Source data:
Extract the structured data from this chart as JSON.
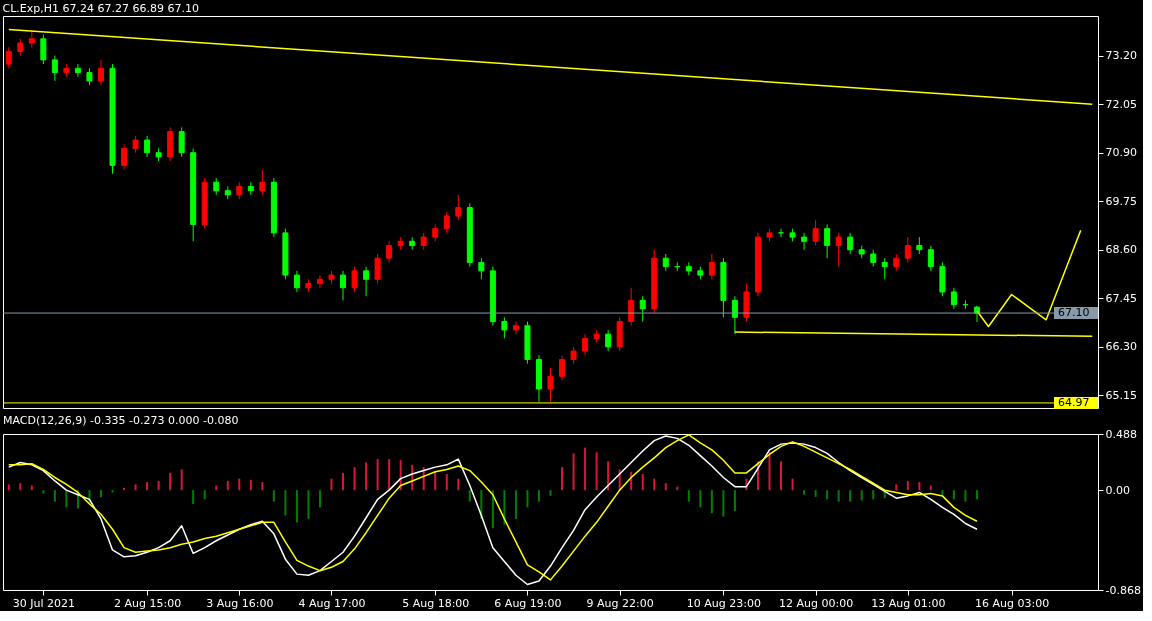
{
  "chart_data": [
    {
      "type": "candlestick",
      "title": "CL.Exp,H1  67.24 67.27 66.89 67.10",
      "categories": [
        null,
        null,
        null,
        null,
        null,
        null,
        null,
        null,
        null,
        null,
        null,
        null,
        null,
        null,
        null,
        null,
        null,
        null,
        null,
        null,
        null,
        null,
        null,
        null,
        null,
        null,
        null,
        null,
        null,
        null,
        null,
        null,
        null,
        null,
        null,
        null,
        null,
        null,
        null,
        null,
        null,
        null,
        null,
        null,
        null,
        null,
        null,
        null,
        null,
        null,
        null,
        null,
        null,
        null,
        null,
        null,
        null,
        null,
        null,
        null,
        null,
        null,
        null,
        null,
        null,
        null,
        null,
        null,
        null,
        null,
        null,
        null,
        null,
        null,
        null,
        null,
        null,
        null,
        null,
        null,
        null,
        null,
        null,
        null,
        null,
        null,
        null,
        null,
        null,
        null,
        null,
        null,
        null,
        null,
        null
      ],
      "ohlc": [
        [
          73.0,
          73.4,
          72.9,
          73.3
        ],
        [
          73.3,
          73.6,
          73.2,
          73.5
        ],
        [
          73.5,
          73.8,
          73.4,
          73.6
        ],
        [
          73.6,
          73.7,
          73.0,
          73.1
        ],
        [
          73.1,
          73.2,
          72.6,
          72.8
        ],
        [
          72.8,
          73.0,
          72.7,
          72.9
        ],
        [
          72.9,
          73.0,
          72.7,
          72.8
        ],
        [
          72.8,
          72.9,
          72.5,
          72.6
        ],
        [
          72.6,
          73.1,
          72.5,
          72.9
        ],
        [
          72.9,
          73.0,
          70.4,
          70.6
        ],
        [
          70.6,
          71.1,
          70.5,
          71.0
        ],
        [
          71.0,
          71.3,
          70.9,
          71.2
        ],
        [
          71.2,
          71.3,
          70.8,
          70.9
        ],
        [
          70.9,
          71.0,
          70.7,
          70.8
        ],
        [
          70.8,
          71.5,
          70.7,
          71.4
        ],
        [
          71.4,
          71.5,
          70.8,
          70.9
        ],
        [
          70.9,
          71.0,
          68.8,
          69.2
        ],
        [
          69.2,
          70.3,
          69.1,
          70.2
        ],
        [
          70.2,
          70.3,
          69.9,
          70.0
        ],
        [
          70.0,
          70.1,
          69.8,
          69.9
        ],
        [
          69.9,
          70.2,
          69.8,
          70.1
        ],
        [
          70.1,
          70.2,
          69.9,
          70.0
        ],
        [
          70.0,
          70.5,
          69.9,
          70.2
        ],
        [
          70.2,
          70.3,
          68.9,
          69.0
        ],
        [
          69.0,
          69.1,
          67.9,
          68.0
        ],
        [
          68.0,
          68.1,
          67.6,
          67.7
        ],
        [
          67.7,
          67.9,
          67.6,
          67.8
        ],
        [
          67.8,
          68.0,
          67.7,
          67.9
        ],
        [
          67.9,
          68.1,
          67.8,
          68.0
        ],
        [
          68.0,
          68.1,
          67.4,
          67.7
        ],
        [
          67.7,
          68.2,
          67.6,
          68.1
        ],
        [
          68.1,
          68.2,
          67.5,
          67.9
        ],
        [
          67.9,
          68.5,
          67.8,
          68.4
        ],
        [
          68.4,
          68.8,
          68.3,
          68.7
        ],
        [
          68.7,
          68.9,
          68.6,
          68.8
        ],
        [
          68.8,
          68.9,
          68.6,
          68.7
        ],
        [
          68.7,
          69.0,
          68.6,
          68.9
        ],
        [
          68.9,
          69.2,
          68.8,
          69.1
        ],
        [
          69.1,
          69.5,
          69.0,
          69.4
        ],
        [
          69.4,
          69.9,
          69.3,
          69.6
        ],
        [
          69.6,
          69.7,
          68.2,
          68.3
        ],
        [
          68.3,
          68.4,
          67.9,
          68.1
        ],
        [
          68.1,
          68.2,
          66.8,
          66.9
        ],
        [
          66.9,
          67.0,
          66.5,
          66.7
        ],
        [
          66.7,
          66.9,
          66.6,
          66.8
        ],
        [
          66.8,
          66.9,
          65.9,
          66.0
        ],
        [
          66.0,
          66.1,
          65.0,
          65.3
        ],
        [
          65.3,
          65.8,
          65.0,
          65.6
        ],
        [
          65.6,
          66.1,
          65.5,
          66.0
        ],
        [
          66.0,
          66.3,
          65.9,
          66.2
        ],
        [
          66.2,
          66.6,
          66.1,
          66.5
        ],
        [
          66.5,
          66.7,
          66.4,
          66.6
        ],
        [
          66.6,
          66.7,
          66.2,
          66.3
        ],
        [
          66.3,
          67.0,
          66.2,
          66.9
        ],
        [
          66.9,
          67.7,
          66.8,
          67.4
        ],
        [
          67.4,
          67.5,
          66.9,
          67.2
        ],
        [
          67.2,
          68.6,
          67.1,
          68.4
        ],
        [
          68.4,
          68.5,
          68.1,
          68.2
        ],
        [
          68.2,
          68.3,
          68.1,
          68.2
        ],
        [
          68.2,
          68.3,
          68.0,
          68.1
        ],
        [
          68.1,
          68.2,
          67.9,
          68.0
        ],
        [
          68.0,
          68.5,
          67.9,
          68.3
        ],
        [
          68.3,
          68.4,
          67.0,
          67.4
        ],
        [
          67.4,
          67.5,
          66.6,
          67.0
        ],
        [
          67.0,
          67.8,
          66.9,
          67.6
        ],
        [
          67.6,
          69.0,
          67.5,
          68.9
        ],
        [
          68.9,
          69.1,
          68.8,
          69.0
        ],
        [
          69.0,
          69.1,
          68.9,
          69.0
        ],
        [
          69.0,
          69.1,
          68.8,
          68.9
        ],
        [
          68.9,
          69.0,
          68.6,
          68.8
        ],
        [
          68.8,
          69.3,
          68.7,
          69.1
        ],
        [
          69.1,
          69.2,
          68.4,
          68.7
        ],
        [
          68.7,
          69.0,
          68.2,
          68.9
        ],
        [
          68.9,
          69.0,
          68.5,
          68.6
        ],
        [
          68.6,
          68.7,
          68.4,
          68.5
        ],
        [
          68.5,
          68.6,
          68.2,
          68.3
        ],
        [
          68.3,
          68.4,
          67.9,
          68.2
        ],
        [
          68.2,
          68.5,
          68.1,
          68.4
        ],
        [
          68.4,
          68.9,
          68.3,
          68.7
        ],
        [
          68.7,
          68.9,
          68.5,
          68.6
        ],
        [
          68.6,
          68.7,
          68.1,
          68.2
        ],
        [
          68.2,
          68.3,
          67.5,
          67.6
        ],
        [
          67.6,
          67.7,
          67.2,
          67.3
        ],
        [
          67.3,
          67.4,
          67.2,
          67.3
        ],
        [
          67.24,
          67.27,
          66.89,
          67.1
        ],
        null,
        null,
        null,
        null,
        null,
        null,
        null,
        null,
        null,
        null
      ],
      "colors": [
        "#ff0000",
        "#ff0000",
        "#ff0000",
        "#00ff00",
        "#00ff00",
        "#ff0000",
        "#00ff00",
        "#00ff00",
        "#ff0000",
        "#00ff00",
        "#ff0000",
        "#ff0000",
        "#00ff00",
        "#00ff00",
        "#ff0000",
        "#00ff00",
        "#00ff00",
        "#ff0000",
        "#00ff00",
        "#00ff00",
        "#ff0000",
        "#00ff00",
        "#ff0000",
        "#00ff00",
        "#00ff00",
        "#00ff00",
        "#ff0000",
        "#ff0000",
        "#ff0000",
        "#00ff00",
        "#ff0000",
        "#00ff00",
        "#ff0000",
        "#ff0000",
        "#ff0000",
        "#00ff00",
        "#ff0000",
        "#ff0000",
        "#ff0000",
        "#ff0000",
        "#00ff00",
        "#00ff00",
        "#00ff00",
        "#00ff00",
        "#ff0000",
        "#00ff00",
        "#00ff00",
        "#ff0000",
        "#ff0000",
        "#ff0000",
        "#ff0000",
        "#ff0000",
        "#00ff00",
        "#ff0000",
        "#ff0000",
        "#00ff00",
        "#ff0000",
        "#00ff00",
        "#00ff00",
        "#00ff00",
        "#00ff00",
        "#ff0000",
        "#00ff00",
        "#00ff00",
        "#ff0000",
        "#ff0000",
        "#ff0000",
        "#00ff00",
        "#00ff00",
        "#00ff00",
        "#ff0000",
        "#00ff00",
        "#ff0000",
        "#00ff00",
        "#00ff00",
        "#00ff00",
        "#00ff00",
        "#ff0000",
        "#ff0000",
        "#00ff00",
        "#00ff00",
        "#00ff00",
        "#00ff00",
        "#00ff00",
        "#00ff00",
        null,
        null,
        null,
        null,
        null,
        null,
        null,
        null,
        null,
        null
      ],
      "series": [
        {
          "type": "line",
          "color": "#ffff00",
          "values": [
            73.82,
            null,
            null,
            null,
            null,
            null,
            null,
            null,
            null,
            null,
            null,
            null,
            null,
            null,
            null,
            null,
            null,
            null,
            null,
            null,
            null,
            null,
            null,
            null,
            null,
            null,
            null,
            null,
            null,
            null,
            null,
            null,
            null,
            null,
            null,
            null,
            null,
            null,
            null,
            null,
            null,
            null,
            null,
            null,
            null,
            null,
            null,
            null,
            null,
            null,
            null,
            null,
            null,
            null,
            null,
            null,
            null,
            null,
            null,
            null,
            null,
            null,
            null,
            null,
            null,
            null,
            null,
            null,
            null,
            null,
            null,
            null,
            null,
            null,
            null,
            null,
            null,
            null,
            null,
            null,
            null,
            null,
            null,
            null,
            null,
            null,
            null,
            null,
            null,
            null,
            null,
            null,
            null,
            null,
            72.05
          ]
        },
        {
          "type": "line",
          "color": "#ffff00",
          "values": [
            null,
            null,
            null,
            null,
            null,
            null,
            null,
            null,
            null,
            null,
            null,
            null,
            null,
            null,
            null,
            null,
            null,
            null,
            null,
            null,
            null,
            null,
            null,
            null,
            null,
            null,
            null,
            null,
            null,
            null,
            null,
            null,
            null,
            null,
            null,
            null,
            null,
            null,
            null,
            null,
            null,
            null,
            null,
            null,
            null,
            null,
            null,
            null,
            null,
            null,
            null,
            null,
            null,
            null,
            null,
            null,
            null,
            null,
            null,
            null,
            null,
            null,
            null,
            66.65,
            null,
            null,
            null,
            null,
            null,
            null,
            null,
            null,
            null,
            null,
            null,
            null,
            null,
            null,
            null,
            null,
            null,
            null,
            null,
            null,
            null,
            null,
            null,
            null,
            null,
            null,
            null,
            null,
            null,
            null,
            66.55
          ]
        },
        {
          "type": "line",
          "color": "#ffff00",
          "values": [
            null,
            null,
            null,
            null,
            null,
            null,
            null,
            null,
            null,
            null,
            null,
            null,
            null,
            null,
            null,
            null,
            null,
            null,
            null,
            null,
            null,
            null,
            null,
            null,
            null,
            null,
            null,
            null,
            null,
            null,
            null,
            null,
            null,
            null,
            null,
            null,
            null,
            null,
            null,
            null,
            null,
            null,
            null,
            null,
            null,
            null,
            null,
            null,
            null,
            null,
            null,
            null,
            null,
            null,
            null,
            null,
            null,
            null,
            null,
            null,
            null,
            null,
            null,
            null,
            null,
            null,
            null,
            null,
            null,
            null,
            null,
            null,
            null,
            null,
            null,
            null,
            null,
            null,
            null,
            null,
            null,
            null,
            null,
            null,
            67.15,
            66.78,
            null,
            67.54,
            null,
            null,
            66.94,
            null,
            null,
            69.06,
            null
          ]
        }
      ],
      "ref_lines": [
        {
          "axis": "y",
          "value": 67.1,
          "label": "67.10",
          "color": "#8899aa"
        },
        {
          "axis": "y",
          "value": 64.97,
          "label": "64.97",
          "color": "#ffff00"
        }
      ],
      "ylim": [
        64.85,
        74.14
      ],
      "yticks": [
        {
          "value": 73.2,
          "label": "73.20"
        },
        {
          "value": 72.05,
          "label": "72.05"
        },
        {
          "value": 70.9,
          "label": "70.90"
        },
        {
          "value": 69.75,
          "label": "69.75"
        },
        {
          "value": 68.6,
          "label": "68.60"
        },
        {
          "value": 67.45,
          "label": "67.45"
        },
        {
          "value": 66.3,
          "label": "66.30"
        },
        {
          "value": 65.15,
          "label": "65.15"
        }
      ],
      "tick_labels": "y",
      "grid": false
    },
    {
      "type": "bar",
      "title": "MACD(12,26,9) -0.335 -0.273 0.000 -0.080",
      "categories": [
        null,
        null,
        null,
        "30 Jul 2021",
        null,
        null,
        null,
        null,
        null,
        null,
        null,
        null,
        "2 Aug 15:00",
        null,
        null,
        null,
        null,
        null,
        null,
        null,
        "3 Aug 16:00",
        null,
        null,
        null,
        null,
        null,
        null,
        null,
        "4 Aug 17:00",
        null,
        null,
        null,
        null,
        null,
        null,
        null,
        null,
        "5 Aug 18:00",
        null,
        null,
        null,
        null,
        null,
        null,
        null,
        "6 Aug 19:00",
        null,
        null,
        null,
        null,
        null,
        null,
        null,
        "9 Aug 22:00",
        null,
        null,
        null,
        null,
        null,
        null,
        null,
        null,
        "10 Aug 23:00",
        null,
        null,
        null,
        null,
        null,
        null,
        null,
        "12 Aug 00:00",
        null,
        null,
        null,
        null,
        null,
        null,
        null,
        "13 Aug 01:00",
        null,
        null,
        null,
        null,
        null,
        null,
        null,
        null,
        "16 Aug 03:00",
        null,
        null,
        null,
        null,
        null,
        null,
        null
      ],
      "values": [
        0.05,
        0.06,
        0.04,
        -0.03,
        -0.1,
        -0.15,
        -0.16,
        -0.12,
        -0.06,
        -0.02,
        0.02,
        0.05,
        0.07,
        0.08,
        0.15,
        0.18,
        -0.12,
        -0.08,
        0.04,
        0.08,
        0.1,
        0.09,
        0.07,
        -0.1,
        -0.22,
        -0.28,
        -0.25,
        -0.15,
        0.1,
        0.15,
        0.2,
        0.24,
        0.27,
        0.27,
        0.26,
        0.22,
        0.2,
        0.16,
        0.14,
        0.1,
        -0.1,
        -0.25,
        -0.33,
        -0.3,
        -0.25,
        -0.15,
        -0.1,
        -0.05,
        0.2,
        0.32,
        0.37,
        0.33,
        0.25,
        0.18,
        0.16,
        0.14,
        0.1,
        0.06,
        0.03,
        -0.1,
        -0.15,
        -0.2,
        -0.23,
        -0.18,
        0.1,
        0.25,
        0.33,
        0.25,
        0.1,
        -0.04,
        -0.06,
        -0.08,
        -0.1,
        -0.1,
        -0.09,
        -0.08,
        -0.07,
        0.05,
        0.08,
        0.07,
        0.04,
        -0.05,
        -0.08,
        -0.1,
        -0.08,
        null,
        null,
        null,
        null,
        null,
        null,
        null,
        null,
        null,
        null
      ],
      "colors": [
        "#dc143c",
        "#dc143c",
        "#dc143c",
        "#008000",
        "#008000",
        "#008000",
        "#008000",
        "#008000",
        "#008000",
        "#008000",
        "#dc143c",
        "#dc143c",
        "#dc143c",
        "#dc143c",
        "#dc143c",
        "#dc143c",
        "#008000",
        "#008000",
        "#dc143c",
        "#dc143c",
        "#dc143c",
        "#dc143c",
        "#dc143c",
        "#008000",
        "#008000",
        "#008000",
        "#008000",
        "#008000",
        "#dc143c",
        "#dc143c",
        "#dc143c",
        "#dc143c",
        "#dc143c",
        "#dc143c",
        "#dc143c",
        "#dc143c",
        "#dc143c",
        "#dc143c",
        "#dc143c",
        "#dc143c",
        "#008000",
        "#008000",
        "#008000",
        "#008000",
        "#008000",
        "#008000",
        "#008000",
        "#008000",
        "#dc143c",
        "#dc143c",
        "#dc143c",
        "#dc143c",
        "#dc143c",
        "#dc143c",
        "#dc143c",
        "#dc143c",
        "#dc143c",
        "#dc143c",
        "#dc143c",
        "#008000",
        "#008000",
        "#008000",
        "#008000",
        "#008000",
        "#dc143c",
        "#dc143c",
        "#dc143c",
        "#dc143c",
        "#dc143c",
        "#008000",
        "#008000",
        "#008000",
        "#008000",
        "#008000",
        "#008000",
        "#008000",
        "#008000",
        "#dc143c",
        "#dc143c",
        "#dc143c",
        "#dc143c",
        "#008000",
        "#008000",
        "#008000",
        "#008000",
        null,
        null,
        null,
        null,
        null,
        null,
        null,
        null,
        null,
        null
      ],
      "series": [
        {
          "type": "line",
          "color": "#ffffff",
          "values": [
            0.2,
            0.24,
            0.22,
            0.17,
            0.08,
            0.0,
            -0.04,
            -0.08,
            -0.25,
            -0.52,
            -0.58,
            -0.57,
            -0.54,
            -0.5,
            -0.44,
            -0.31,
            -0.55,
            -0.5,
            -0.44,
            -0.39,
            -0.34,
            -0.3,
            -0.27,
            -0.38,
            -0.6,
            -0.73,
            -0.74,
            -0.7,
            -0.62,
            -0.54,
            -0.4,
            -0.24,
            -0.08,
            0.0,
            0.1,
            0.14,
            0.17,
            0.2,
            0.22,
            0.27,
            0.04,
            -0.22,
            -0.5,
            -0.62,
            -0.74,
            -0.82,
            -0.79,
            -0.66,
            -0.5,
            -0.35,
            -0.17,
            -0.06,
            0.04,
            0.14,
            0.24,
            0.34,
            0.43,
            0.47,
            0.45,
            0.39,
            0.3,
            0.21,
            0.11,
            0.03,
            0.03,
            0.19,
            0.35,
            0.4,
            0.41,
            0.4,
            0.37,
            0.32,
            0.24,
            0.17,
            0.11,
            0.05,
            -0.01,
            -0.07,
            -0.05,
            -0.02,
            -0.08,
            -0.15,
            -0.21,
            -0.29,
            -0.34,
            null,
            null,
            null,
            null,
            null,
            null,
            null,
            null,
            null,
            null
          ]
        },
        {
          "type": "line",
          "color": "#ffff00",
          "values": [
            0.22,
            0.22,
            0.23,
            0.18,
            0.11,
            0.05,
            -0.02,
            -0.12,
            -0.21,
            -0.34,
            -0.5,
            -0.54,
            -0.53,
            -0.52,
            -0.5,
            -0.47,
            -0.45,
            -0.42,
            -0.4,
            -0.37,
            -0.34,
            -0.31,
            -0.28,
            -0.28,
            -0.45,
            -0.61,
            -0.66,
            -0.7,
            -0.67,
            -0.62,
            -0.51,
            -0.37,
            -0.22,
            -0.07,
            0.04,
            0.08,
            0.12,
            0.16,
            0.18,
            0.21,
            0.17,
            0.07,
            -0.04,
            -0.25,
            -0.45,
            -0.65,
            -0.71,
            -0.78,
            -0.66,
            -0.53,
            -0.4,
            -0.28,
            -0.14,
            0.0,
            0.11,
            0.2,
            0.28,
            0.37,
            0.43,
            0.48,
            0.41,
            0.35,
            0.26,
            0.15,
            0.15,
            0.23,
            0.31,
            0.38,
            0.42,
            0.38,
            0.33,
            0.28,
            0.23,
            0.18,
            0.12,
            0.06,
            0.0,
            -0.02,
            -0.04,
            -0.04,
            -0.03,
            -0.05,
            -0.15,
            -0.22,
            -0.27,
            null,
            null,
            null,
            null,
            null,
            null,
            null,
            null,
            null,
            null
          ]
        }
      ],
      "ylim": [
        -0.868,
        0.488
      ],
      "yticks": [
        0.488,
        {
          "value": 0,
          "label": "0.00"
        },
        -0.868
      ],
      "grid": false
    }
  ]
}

#### [Problem details]
Provide only the count of lines in the material above that hold the word "title".

#### [Result of this task]
2